**** Stored data
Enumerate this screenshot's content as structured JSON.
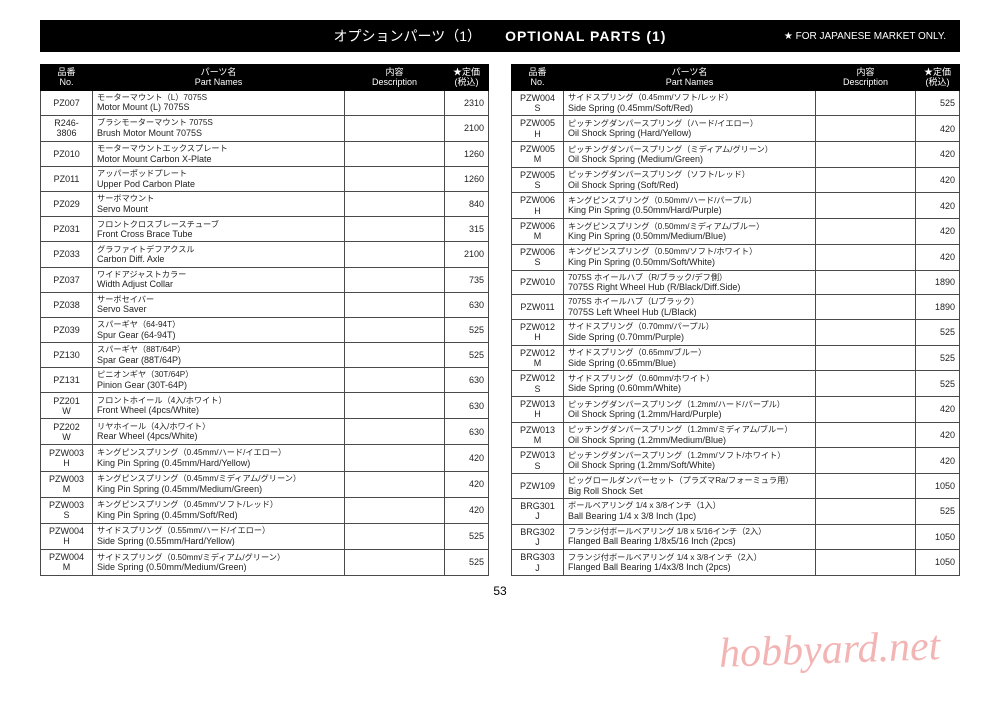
{
  "header": {
    "title_jp": "オプションパーツ（1）",
    "title_en": "OPTIONAL PARTS (1)",
    "note": "★ FOR JAPANESE MARKET ONLY."
  },
  "columns": {
    "no_jp": "品番",
    "no_en": "No.",
    "name_jp": "パーツ名",
    "name_en": "Part Names",
    "desc_jp": "内容",
    "desc_en": "Description",
    "price_jp": "★定価",
    "price_en": "(税込)"
  },
  "left_rows": [
    {
      "no": "PZ007",
      "jp": "モーターマウント（L）7075S",
      "en": "Motor Mount (L) 7075S",
      "desc": "",
      "price": "2310"
    },
    {
      "no": "R246-3806",
      "jp": "ブラシモーターマウント 7075S",
      "en": "Brush Motor Mount 7075S",
      "desc": "",
      "price": "2100"
    },
    {
      "no": "PZ010",
      "jp": "モーターマウントエックスプレート",
      "en": "Motor Mount Carbon X-Plate",
      "desc": "",
      "price": "1260"
    },
    {
      "no": "PZ011",
      "jp": "アッパーポッドプレート",
      "en": "Upper Pod Carbon Plate",
      "desc": "",
      "price": "1260"
    },
    {
      "no": "PZ029",
      "jp": "サーボマウント",
      "en": "Servo Mount",
      "desc": "",
      "price": "840"
    },
    {
      "no": "PZ031",
      "jp": "フロントクロスブレースチューブ",
      "en": "Front Cross Brace Tube",
      "desc": "",
      "price": "315"
    },
    {
      "no": "PZ033",
      "jp": "グラファイトデフアクスル",
      "en": "Carbon Diff. Axle",
      "desc": "",
      "price": "2100"
    },
    {
      "no": "PZ037",
      "jp": "ワイドアジャストカラー",
      "en": "Width Adjust Collar",
      "desc": "",
      "price": "735"
    },
    {
      "no": "PZ038",
      "jp": "サーボセイバー",
      "en": "Servo Saver",
      "desc": "",
      "price": "630"
    },
    {
      "no": "PZ039",
      "jp": "スパーギヤ（64-94T）",
      "en": "Spur Gear (64-94T)",
      "desc": "",
      "price": "525"
    },
    {
      "no": "PZ130",
      "jp": "スパーギヤ（88T/64P）",
      "en": "Spar Gear (88T/64P)",
      "desc": "",
      "price": "525"
    },
    {
      "no": "PZ131",
      "jp": "ピニオンギヤ（30T/64P）",
      "en": "Pinion Gear (30T-64P)",
      "desc": "",
      "price": "630"
    },
    {
      "no": "PZ201\nW",
      "jp": "フロントホイール（4入/ホワイト）",
      "en": "Front Wheel (4pcs/White)",
      "desc": "",
      "price": "630"
    },
    {
      "no": "PZ202\nW",
      "jp": "リヤホイール（4入/ホワイト）",
      "en": "Rear Wheel (4pcs/White)",
      "desc": "",
      "price": "630"
    },
    {
      "no": "PZW003\nH",
      "jp": "キングピンスプリング（0.45mm/ハード/イエロー）",
      "en": "King Pin Spring (0.45mm/Hard/Yellow)",
      "desc": "",
      "price": "420"
    },
    {
      "no": "PZW003\nM",
      "jp": "キングピンスプリング（0.45mm/ミディアム/グリーン）",
      "en": "King Pin Spring (0.45mm/Medium/Green)",
      "desc": "",
      "price": "420"
    },
    {
      "no": "PZW003\nS",
      "jp": "キングピンスプリング（0.45mm/ソフト/レッド）",
      "en": "King Pin Spring (0.45mm/Soft/Red)",
      "desc": "",
      "price": "420"
    },
    {
      "no": "PZW004\nH",
      "jp": "サイドスプリング（0.55mm/ハード/イエロー）",
      "en": "Side Spring (0.55mm/Hard/Yellow)",
      "desc": "",
      "price": "525"
    },
    {
      "no": "PZW004\nM",
      "jp": "サイドスプリング（0.50mm/ミディアム/グリーン）",
      "en": "Side Spring (0.50mm/Medium/Green)",
      "desc": "",
      "price": "525"
    }
  ],
  "right_rows": [
    {
      "no": "PZW004\nS",
      "jp": "サイドスプリング（0.45mm/ソフト/レッド）",
      "en": "Side Spring (0.45mm/Soft/Red)",
      "desc": "",
      "price": "525"
    },
    {
      "no": "PZW005\nH",
      "jp": "ピッチングダンパースプリング（ハード/イエロー）",
      "en": "Oil Shock Spring (Hard/Yellow)",
      "desc": "",
      "price": "420"
    },
    {
      "no": "PZW005\nM",
      "jp": "ピッチングダンパースプリング（ミディアム/グリーン）",
      "en": "Oil Shock Spring (Medium/Green)",
      "desc": "",
      "price": "420"
    },
    {
      "no": "PZW005\nS",
      "jp": "ピッチングダンパースプリング（ソフト/レッド）",
      "en": "Oil Shock Spring (Soft/Red)",
      "desc": "",
      "price": "420"
    },
    {
      "no": "PZW006\nH",
      "jp": "キングピンスプリング（0.50mm/ハード/パープル）",
      "en": "King Pin Spring (0.50mm/Hard/Purple)",
      "desc": "",
      "price": "420"
    },
    {
      "no": "PZW006\nM",
      "jp": "キングピンスプリング（0.50mm/ミディアム/ブルー）",
      "en": "King Pin Spring (0.50mm/Medium/Blue)",
      "desc": "",
      "price": "420"
    },
    {
      "no": "PZW006\nS",
      "jp": "キングピンスプリング（0.50mm/ソフト/ホワイト）",
      "en": "King Pin Spring (0.50mm/Soft/White)",
      "desc": "",
      "price": "420"
    },
    {
      "no": "PZW010",
      "jp": "7075S ホイールハブ（R/ブラック/デフ側）",
      "en": "7075S Right Wheel Hub (R/Black/Diff.Side)",
      "desc": "",
      "price": "1890"
    },
    {
      "no": "PZW011",
      "jp": "7075S ホイールハブ（L/ブラック）",
      "en": "7075S Left Wheel Hub (L/Black)",
      "desc": "",
      "price": "1890"
    },
    {
      "no": "PZW012\nH",
      "jp": "サイドスプリング（0.70mm/パープル）",
      "en": "Side Spring (0.70mm/Purple)",
      "desc": "",
      "price": "525"
    },
    {
      "no": "PZW012\nM",
      "jp": "サイドスプリング（0.65mm/ブルー）",
      "en": "Side Spring (0.65mm/Blue)",
      "desc": "",
      "price": "525"
    },
    {
      "no": "PZW012\nS",
      "jp": "サイドスプリング（0.60mm/ホワイト）",
      "en": "Side Spring (0.60mm/White)",
      "desc": "",
      "price": "525"
    },
    {
      "no": "PZW013\nH",
      "jp": "ピッチングダンパースプリング（1.2mm/ハード/パープル）",
      "en": "Oil Shock Spring (1.2mm/Hard/Purple)",
      "desc": "",
      "price": "420"
    },
    {
      "no": "PZW013\nM",
      "jp": "ピッチングダンパースプリング（1.2mm/ミディアム/ブルー）",
      "en": "Oil Shock Spring (1.2mm/Medium/Blue)",
      "desc": "",
      "price": "420"
    },
    {
      "no": "PZW013\nS",
      "jp": "ピッチングダンパースプリング（1.2mm/ソフト/ホワイト）",
      "en": "Oil Shock Spring (1.2mm/Soft/White)",
      "desc": "",
      "price": "420"
    },
    {
      "no": "PZW109",
      "jp": "ビッグロールダンパーセット（プラズマRa/フォーミュラ用）",
      "en": "Big Roll Shock Set",
      "desc": "",
      "price": "1050"
    },
    {
      "no": "BRG301\nJ",
      "jp": "ボールベアリング 1/4 x 3/8インチ（1入）",
      "en": "Ball Bearing 1/4 x 3/8 Inch (1pc)",
      "desc": "",
      "price": "525"
    },
    {
      "no": "BRG302\nJ",
      "jp": "フランジ付ボールベアリング 1/8 x 5/16インチ（2入）",
      "en": "Flanged Ball Bearing 1/8x5/16 Inch (2pcs)",
      "desc": "",
      "price": "1050"
    },
    {
      "no": "BRG303\nJ",
      "jp": "フランジ付ボールベアリング 1/4 x 3/8インチ（2入）",
      "en": "Flanged Ball Bearing 1/4x3/8 Inch (2pcs)",
      "desc": "",
      "price": "1050"
    }
  ],
  "page_number": "53",
  "watermark": "hobbyard.net"
}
********
> [Your objective] Locate the word "Hard" in the records and collect each line it appears in.

> [Final result]
      "en": "King Pin Spring (0.45mm/Hard/Yellow)",
      "en": "Side Spring (0.55mm/Hard/Yellow)",
      "en": "Oil Shock Spring (Hard/Yellow)",
      "en": "King Pin Spring (0.50mm/Hard/Purple)",
      "en": "Oil Shock Spring (1.2mm/Hard/Purple)",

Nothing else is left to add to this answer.